*Data extract:*
::::
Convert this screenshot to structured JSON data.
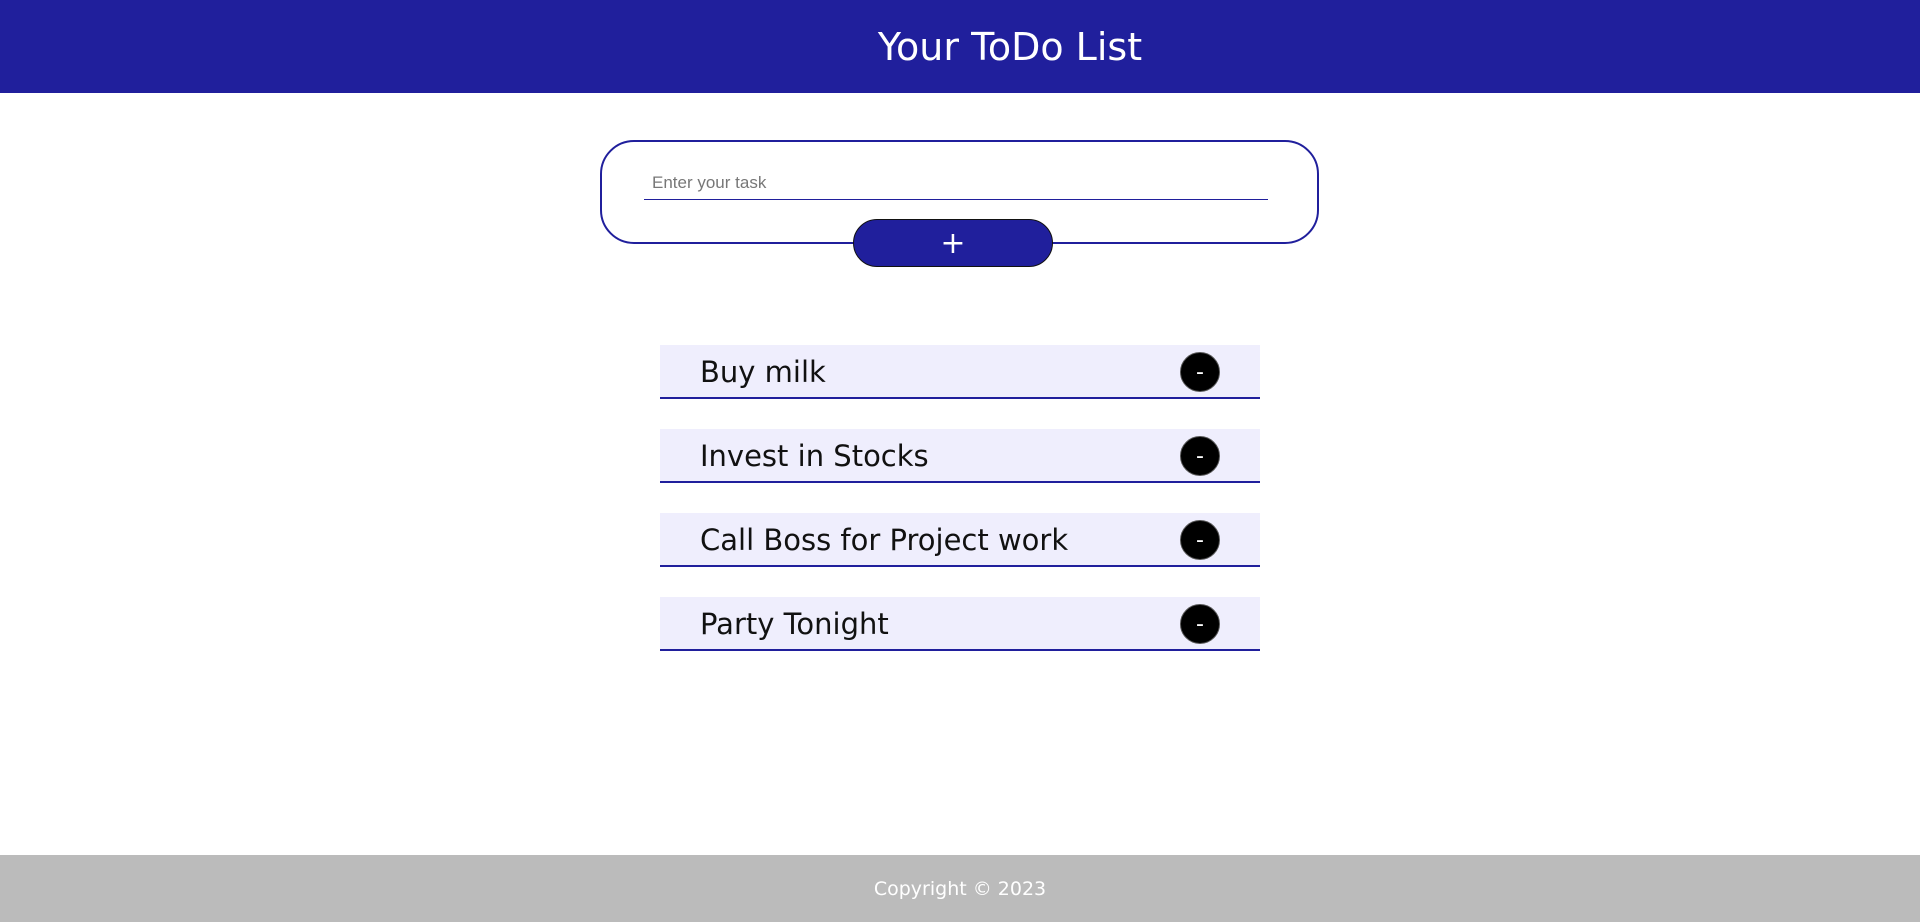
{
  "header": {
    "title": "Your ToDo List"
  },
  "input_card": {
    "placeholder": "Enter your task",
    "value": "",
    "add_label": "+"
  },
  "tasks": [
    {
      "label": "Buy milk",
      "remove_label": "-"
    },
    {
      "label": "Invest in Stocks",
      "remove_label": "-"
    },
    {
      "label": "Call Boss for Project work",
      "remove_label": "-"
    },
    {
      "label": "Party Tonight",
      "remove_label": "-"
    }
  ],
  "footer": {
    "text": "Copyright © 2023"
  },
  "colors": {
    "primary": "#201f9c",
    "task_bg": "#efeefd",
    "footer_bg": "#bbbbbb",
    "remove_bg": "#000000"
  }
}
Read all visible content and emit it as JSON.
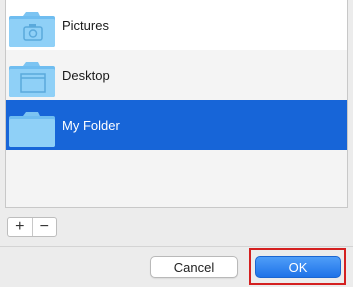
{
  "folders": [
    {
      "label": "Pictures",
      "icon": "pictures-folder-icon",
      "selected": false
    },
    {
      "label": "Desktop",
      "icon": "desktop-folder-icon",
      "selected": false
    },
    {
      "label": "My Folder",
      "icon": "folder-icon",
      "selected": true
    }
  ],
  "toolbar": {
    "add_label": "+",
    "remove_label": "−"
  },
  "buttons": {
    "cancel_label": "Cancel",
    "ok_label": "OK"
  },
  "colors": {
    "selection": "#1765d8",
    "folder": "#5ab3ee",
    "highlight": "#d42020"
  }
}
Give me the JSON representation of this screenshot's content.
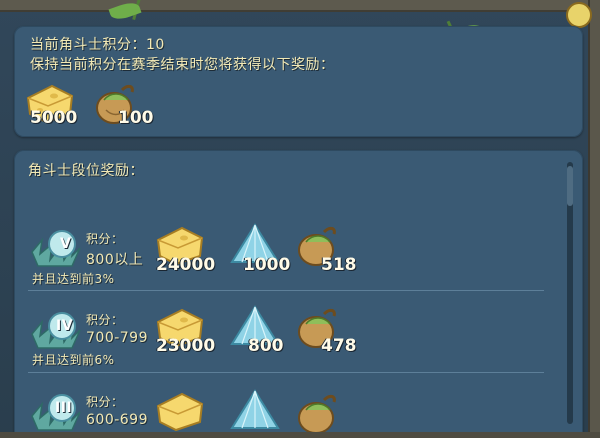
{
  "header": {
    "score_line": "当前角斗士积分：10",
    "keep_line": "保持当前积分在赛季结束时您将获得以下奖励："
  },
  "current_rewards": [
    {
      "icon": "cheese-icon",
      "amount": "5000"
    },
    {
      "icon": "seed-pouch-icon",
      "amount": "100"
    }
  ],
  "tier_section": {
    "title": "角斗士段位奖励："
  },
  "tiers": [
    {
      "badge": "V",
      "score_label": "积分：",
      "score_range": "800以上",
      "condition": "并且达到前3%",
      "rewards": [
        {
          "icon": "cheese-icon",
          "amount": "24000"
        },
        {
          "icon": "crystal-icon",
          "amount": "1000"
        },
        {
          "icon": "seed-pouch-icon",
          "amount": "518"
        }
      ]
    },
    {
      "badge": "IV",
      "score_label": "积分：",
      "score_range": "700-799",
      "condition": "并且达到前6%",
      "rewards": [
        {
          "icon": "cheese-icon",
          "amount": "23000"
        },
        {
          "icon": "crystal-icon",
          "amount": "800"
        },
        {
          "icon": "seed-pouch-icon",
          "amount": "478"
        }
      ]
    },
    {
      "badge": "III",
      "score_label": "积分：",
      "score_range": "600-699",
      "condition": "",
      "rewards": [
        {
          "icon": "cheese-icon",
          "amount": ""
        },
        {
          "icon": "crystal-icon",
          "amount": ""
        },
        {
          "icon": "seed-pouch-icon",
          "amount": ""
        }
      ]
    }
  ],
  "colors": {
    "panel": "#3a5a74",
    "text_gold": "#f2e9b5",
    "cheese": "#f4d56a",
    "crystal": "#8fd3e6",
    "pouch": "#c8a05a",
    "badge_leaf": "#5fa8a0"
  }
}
::::
*Goal:*
Work out how many lines above have the string "condition" in them, and give only the number.

*Worked answer:*
3